DATA RECORDS >>

## begin

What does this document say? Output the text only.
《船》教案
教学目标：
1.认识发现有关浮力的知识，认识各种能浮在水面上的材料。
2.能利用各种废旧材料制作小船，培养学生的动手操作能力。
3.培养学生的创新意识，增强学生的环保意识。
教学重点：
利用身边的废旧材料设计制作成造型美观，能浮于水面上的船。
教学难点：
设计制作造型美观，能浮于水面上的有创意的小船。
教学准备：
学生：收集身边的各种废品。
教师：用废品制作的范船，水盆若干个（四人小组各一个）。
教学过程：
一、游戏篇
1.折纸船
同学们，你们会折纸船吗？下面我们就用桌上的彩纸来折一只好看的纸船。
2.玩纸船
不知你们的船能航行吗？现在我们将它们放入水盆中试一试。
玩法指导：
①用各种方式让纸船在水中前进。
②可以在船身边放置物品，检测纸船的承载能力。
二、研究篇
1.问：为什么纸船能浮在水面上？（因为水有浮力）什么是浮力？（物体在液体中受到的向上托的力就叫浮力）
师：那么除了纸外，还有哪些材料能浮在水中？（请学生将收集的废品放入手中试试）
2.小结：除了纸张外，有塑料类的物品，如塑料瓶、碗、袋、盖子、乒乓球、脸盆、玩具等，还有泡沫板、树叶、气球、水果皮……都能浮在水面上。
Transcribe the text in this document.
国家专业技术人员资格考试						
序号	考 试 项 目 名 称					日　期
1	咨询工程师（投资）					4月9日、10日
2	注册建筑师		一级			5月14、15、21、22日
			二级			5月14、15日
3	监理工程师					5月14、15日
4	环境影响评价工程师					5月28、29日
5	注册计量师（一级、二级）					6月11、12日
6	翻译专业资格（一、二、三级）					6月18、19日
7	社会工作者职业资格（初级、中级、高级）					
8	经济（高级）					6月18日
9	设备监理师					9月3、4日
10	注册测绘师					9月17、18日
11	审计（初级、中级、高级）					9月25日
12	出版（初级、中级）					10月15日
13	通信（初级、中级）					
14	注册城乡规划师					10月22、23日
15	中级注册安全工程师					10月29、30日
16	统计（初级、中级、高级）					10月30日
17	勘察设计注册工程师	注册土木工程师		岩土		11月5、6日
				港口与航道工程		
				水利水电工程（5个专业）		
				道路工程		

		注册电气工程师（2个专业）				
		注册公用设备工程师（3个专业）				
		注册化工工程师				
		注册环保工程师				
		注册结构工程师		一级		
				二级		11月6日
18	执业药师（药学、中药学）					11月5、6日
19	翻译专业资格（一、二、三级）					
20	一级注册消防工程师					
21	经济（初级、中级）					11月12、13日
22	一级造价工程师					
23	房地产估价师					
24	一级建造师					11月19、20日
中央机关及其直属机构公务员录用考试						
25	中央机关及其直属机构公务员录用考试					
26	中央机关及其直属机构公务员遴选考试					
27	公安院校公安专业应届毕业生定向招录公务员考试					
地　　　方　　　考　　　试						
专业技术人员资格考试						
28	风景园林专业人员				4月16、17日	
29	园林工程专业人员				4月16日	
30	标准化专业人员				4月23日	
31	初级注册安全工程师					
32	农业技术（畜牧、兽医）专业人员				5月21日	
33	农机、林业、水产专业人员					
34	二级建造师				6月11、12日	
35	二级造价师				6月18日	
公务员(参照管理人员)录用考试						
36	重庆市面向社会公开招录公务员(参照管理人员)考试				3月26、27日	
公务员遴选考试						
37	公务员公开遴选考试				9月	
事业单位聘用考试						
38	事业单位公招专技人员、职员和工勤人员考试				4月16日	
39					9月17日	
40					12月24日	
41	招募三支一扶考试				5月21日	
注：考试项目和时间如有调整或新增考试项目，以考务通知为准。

## end

GOAL >> Extract all the entries word for word.

ANSWER FOR THE TASK >>
What does this document say? Output the text only.
《船》教案
教学目标：
1.认识发现有关浮力的知识，认识各种能浮在水面上的材料。
2.能利用各种废旧材料制作小船，培养学生的动手操作能力。
3.培养学生的创新意识，增强学生的环保意识。
教学重点：
利用身边的废旧材料设计制作成造型美观，能浮于水面上的船。
教学难点：
设计制作造型美观，能浮于水面上的有创意的小船。
教学准备：
学生：收集身边的各种废品。
教师：用废品制作的范船，水盆若干个（四人小组各一个）。
教学过程：
一、游戏篇
1.折纸船
同学们，你们会折纸船吗？下面我们就用桌上的彩纸来折一只好看的纸船。
2.玩纸船
不知你们的船能航行吗？现在我们将它们放入水盆中试一试。
玩法指导：
①用各种方式让纸船在水中前进。
②可以在船身边放置物品，检测纸船的承载能力。
二、研究篇
1.问：为什么纸船能浮在水面上？（因为水有浮力）什么是浮力？（物体在液体中受到的向上托的力就叫浮力）
师：那么除了纸外，还有哪些材料能浮在水中？（请学生将收集的废品放入手中试试）
2.小结：除了纸张外，有塑料类的物品，如塑料瓶、碗、袋、盖子、乒乓球、脸盆、玩具等，还有泡沫板、树叶、气球、水果皮……都能浮在水面上。
Transcribe the text in this document.
国家专业技术人员资格考试						
序号	考 试 项 目 名 称					日　期
1	咨询工程师（投资）					4月9日、10日
2	注册建筑师		一级			5月14、15、21、22日
			二级			5月14、15日
3	监理工程师					5月14、15日
4	环境影响评价工程师					5月28、29日
5	注册计量师（一级、二级）					6月11、12日
6	翻译专业资格（一、二、三级）					6月18、19日
7	社会工作者职业资格（初级、中级、高级）					
8	经济（高级）					6月18日
9	设备监理师					9月3、4日
10	注册测绘师					9月17、18日
11	审计（初级、中级、高级）					9月25日
12	出版（初级、中级）					10月15日
13	通信（初级、中级）					
14	注册城乡规划师					10月22、23日
15	中级注册安全工程师					10月29、30日
16	统计（初级、中级、高级）					10月30日
17	勘察设计注册工程师	注册土木工程师		岩土		11月5、6日
				港口与航道工程		
				水利水电工程（5个专业）		
				道路工程		

		注册电气工程师（2个专业）				
		注册公用设备工程师（3个专业）				
		注册化工工程师				
		注册环保工程师				
		注册结构工程师		一级		
				二级		11月6日
18	执业药师（药学、中药学）					11月5、6日
19	翻译专业资格（一、二、三级）					
20	一级注册消防工程师					
21	经济（初级、中级）					11月12、13日
22	一级造价工程师					
23	房地产估价师					
24	一级建造师					11月19、20日
中央机关及其直属机构公务员录用考试						
25	中央机关及其直属机构公务员录用考试					
26	中央机关及其直属机构公务员遴选考试					
27	公安院校公安专业应届毕业生定向招录公务员考试					
地　　　方　　　考　　　试						
专业技术人员资格考试						
28	风景园林专业人员				4月16、17日	
29	园林工程专业人员				4月16日	
30	标准化专业人员				4月23日	
31	初级注册安全工程师					
32	农业技术（畜牧、兽医）专业人员				5月21日	
33	农机、林业、水产专业人员					
34	二级建造师				6月11、12日	
35	二级造价师				6月18日	
公务员(参照管理人员)录用考试						
36	重庆市面向社会公开招录公务员(参照管理人员)考试				3月26、27日	
公务员遴选考试						
37	公务员公开遴选考试				9月	
事业单位聘用考试						
38	事业单位公招专技人员、职员和工勤人员考试				4月16日	
39					9月17日	
40					12月24日	
41	招募三支一扶考试				5月21日	
注：考试项目和时间如有调整或新增考试项目，以考务通知为准。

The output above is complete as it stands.